# Start of Raw records
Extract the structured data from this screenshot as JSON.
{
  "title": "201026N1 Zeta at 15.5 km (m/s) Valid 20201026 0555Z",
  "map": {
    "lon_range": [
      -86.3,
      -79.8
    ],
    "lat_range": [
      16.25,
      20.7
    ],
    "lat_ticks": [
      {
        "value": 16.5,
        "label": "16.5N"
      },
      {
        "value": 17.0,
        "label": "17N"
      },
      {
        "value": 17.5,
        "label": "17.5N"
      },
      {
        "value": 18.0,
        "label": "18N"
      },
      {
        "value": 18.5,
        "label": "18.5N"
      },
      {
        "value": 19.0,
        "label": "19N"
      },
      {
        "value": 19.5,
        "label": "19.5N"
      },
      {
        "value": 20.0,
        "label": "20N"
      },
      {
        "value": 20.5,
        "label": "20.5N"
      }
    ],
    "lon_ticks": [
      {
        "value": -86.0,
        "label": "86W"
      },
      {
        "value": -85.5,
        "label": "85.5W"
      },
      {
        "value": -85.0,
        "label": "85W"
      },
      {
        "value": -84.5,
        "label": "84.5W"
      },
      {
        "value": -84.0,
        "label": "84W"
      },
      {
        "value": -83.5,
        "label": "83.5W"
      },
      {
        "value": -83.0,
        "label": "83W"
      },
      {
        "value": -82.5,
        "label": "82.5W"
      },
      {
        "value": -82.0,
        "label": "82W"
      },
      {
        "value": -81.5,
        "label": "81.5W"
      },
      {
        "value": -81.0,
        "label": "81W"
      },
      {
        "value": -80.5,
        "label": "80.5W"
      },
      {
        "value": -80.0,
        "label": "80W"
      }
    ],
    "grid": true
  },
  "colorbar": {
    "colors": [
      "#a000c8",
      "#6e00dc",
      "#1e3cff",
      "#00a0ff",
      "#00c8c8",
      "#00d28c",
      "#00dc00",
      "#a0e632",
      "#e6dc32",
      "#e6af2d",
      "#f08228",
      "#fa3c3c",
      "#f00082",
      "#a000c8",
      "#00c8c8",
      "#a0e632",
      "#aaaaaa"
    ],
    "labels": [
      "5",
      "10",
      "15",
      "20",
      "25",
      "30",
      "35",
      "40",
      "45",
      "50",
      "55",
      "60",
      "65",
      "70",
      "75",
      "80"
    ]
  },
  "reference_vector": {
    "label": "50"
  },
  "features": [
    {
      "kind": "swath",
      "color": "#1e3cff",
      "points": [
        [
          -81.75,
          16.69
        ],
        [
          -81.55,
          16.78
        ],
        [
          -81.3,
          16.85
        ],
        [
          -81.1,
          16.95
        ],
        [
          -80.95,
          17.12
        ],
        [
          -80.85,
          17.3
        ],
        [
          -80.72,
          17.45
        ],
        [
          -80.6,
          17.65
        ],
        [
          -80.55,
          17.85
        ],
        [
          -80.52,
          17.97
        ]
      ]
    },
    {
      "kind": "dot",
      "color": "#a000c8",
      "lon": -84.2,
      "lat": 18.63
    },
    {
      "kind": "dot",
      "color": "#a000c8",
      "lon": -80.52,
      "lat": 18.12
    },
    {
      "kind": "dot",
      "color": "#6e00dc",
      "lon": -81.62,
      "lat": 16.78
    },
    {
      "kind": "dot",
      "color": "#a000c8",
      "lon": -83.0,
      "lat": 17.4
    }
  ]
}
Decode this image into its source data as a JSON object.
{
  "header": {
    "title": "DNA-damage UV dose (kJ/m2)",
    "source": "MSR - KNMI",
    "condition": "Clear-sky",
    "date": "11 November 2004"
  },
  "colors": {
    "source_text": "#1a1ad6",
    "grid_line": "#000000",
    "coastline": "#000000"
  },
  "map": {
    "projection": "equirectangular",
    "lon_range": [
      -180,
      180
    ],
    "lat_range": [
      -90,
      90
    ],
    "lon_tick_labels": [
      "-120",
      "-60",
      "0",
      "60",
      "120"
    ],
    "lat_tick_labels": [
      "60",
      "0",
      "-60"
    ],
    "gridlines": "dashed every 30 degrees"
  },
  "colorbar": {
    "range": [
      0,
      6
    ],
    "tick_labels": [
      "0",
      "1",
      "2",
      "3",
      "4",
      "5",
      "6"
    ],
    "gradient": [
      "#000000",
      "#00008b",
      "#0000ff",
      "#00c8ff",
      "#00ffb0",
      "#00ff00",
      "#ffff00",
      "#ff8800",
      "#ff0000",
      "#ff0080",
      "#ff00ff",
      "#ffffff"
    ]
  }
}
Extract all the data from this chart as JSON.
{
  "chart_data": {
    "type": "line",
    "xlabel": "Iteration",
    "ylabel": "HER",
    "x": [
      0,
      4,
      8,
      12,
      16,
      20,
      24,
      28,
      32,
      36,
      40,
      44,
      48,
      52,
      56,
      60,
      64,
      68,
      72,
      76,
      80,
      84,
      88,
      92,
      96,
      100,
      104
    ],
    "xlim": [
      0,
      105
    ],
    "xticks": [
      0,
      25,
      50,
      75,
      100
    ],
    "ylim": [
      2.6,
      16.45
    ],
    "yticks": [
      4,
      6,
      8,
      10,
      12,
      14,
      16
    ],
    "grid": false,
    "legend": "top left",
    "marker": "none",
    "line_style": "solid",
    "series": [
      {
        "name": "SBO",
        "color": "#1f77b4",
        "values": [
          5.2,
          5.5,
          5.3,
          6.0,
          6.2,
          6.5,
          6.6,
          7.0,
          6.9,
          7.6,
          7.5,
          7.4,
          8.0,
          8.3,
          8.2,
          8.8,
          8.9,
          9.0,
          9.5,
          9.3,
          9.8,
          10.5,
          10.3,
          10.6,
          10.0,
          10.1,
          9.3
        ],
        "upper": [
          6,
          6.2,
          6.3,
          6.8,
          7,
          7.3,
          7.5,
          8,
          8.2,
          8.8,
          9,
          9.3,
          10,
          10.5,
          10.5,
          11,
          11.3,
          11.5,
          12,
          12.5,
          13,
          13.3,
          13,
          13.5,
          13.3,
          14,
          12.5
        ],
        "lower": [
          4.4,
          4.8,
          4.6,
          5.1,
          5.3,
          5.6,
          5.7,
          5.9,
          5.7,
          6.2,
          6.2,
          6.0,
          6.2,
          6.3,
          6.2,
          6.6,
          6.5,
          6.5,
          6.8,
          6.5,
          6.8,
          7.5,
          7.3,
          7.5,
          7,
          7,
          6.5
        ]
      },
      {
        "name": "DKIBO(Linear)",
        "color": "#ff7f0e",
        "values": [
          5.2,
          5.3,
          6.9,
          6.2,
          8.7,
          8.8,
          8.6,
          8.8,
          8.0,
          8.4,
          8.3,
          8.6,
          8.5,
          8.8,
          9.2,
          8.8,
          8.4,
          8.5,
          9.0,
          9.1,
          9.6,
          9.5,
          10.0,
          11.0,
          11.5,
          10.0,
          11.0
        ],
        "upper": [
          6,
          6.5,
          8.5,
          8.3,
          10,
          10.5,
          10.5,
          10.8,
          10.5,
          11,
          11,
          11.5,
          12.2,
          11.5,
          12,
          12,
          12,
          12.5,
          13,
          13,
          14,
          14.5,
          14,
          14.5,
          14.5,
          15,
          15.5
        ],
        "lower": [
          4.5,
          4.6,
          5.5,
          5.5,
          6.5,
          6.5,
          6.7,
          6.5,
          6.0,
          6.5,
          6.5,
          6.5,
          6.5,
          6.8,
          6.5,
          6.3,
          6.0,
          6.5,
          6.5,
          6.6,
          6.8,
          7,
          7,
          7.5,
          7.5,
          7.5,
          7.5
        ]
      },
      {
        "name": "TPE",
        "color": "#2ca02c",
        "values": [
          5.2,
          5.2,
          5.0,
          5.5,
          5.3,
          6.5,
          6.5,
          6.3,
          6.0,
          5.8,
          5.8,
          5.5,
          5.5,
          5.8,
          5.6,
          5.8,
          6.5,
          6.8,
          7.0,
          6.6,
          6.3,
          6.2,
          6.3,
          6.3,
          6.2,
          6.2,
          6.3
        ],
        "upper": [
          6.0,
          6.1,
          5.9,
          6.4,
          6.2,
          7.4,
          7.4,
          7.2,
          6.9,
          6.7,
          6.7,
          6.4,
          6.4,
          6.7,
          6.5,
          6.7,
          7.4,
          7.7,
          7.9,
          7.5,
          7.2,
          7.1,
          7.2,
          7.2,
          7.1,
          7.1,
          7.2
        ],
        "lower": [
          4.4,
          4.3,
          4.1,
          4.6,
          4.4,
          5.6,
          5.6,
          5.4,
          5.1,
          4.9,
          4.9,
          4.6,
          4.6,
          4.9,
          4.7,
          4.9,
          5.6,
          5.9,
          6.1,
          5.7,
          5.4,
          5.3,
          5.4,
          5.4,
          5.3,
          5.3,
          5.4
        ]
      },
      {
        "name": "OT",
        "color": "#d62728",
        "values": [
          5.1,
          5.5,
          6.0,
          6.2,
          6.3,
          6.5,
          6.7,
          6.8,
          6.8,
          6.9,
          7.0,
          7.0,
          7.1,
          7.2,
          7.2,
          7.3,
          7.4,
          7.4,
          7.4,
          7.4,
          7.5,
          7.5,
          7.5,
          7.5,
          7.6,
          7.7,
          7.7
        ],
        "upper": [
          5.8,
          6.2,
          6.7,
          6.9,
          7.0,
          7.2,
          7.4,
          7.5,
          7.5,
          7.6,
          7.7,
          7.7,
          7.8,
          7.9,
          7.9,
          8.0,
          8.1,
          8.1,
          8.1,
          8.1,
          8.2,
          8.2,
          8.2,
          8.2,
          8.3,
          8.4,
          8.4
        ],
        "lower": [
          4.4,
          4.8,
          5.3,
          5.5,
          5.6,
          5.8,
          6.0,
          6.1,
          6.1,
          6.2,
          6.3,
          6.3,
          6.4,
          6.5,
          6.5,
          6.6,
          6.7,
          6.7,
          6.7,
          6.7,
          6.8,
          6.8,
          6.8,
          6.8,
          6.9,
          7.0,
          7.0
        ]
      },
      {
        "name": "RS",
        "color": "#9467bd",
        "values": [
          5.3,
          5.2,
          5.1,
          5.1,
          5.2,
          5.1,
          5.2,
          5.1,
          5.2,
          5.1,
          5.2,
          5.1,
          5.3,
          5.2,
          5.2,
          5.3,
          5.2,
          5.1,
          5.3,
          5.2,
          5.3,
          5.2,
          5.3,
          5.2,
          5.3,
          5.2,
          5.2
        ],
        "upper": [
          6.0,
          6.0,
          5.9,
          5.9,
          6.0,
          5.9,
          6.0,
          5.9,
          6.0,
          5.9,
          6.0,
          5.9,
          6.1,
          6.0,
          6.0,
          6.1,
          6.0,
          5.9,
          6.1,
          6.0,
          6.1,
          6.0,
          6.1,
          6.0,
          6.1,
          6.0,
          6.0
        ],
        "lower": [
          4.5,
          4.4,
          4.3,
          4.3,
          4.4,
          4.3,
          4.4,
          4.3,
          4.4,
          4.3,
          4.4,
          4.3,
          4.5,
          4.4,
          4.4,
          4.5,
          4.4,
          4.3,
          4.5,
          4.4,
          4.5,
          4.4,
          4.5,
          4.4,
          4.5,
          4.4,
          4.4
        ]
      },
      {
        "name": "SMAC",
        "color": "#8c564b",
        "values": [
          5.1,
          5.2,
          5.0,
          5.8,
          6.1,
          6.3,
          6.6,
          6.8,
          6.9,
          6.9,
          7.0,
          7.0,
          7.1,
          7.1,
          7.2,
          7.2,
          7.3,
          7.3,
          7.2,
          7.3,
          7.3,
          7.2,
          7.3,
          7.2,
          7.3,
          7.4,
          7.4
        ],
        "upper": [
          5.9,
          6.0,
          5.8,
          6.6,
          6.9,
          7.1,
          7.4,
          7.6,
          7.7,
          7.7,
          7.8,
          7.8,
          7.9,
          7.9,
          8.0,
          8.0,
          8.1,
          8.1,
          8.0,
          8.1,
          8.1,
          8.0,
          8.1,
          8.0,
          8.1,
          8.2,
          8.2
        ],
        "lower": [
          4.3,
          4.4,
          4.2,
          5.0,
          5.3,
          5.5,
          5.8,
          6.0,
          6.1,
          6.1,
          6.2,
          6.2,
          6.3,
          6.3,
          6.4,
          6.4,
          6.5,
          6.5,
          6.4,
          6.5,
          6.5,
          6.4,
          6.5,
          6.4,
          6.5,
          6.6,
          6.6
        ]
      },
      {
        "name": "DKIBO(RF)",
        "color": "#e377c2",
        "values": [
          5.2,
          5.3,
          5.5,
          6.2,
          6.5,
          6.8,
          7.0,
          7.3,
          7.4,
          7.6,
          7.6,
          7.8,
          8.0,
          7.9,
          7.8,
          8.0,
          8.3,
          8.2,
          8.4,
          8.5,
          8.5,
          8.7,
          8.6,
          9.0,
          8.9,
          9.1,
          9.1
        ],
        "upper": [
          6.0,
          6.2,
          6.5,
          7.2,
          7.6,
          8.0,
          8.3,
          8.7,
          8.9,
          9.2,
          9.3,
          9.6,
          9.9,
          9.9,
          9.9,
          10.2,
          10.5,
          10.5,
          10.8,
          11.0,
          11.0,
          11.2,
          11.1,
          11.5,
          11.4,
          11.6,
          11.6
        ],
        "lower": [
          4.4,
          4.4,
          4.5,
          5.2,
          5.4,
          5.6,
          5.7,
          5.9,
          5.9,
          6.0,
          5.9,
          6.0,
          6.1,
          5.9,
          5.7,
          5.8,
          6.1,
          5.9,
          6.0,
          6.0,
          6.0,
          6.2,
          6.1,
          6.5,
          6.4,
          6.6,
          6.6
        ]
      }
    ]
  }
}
# End of Raw records
Task | Select the lines in this material that hold the word "from", leaving none out.

Written solution |
Extract the structured data from this screenshot as JSON.
Extract all the data from this chart as JSON.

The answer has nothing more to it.